### What the exercise asks
Show every line containing "mode" by copying it.

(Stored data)
========================

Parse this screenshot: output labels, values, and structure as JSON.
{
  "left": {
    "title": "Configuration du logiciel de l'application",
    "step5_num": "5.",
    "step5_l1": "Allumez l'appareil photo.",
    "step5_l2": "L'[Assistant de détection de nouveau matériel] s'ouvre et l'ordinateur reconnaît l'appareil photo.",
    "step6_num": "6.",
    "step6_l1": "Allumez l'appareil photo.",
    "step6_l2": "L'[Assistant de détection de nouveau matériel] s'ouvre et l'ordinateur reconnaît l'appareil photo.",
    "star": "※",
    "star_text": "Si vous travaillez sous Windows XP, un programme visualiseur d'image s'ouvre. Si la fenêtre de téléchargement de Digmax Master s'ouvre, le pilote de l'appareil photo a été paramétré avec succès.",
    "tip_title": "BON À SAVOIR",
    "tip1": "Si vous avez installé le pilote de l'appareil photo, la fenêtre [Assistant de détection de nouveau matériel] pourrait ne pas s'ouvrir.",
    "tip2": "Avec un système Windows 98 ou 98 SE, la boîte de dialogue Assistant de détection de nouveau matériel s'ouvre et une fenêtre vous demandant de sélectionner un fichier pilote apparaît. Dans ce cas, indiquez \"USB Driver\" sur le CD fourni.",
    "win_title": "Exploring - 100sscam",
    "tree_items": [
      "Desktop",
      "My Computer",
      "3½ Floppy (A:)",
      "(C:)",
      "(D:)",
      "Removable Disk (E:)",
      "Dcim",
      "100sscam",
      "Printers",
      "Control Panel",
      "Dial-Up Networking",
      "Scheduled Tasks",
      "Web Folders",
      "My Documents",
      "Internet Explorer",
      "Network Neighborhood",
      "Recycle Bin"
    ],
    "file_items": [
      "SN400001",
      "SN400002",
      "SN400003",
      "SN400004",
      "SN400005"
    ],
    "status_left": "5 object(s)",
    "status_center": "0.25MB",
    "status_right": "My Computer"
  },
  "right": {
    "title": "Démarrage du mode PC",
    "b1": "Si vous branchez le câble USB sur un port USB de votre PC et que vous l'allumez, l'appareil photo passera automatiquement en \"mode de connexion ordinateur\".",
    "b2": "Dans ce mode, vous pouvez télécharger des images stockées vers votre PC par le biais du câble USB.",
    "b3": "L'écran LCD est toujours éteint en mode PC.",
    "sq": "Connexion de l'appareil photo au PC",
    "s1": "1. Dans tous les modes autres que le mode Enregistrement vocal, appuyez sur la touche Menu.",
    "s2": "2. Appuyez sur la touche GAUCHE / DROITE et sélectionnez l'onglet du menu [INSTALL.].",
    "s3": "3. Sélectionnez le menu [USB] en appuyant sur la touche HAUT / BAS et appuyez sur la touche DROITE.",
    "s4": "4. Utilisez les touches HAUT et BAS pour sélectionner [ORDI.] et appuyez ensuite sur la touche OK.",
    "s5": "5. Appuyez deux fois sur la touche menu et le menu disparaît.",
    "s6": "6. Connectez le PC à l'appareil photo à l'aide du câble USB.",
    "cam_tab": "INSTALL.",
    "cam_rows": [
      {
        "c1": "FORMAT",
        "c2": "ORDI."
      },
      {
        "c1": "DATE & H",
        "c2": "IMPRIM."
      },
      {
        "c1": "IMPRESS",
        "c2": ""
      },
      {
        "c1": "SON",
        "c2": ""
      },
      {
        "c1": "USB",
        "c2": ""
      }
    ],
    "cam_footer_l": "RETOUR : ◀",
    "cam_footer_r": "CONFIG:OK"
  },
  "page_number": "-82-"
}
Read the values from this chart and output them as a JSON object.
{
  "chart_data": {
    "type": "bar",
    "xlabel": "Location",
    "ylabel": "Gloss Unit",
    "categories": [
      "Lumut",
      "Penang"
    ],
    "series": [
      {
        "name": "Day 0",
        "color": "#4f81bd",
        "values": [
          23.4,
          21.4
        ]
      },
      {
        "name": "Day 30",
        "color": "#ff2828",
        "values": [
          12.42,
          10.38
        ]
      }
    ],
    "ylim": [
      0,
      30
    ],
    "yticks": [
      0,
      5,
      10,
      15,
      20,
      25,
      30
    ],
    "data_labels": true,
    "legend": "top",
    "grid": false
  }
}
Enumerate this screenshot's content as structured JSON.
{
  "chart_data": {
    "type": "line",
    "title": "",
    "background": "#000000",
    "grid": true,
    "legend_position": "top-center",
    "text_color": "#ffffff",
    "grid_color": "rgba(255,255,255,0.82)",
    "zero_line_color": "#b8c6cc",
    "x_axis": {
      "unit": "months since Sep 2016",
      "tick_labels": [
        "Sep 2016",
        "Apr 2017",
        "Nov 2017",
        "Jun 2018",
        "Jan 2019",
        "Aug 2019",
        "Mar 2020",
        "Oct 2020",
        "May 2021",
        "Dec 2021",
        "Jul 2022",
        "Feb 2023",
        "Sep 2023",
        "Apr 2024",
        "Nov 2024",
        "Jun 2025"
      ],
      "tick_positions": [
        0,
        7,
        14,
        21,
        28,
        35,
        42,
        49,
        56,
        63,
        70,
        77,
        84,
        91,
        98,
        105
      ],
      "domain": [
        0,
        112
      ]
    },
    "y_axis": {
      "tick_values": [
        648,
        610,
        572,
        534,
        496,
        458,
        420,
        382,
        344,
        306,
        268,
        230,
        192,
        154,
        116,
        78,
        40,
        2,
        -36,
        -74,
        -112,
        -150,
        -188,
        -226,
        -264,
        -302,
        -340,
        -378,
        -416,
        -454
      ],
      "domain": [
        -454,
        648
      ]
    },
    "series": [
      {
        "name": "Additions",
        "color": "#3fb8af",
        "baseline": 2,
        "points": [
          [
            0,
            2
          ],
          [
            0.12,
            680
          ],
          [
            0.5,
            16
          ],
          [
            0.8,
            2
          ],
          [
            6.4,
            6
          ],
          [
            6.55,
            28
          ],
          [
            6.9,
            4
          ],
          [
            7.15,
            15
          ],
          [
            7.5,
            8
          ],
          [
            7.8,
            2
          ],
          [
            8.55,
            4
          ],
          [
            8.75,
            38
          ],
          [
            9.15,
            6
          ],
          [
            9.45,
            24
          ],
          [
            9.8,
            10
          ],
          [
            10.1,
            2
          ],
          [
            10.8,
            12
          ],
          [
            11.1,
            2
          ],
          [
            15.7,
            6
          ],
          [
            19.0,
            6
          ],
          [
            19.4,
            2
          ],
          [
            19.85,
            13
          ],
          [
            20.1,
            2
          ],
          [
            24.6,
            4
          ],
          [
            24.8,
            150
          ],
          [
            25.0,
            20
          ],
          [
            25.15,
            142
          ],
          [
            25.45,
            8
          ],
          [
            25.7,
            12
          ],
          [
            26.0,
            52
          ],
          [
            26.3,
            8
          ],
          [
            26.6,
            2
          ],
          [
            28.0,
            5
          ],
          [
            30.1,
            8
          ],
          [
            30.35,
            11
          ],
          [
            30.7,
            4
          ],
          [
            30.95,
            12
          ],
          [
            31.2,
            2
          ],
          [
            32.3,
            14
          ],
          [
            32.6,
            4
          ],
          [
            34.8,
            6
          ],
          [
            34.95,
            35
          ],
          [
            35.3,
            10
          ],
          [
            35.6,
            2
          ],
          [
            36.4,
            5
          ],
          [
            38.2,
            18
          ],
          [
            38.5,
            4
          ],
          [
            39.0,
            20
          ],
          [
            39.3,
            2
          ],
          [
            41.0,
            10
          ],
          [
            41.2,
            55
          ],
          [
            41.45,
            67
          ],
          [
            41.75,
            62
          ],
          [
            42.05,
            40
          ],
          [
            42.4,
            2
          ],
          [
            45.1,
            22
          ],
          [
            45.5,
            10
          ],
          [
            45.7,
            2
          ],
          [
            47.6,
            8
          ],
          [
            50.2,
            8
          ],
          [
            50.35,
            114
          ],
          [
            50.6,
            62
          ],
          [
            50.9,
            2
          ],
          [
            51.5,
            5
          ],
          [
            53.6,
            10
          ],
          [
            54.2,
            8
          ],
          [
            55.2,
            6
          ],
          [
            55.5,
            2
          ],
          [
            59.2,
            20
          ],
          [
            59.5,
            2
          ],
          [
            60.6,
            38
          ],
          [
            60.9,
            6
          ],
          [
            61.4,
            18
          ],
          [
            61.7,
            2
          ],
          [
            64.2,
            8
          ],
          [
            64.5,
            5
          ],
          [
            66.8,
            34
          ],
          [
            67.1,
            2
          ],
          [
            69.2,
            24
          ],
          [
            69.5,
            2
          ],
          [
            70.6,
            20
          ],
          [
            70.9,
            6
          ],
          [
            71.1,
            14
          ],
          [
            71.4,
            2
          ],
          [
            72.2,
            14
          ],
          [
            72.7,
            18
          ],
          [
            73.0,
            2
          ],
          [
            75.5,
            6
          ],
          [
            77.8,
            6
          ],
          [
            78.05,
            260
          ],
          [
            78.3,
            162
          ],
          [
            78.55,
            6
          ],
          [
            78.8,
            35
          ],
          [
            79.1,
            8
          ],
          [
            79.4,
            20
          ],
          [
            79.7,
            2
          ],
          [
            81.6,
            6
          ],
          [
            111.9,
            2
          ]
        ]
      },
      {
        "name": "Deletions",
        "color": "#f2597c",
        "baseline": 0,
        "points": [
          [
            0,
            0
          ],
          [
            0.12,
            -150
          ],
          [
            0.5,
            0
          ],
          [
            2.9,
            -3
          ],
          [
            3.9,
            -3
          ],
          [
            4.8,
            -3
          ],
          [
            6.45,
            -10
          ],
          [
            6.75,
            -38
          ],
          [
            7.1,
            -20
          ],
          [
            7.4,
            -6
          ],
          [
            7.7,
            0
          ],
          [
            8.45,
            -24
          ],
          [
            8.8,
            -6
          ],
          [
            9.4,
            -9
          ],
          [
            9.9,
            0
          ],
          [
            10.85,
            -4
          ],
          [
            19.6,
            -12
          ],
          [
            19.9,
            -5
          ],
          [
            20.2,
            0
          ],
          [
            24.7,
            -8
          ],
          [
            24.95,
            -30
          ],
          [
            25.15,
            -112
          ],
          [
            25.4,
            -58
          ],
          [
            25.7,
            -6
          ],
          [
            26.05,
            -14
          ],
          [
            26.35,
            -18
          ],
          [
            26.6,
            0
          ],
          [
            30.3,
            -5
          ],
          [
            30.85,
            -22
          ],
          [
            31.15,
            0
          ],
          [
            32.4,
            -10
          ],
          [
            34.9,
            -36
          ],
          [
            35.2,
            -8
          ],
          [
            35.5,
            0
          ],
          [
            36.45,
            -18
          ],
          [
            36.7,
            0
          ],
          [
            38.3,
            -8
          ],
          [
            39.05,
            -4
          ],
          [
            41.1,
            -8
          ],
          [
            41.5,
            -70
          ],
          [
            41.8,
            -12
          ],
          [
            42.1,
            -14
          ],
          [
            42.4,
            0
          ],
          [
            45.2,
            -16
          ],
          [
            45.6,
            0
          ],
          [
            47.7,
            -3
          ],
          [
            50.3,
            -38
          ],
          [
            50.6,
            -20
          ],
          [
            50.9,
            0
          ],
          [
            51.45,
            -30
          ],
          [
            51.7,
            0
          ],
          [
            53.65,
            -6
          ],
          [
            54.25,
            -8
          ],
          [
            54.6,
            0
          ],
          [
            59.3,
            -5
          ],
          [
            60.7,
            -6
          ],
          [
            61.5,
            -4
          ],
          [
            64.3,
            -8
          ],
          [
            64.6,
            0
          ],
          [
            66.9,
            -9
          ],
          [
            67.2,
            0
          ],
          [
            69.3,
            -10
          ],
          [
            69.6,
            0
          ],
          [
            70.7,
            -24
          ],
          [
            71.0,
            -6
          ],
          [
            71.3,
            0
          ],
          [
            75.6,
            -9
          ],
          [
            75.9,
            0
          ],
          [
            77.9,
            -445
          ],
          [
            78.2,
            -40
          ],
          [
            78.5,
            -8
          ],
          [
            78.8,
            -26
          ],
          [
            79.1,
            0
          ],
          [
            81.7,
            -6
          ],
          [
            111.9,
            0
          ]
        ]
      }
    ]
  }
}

========================

### Solution to the exercise
    "title": "Démarrage du mode PC",
    "b1": "Si vous branchez le câble USB sur un port USB de votre PC et que vous l'allumez, l'appareil photo passera automatiquement en \"mode de connexion ordinateur\".",
    "b2": "Dans ce mode, vous pouvez télécharger des images stockées vers votre PC par le biais du câble USB.",
    "b3": "L'écran LCD est toujours éteint en mode PC.",
    "s1": "1. Dans tous les modes autres que le mode Enregistrement vocal, appuyez sur la touche Menu.",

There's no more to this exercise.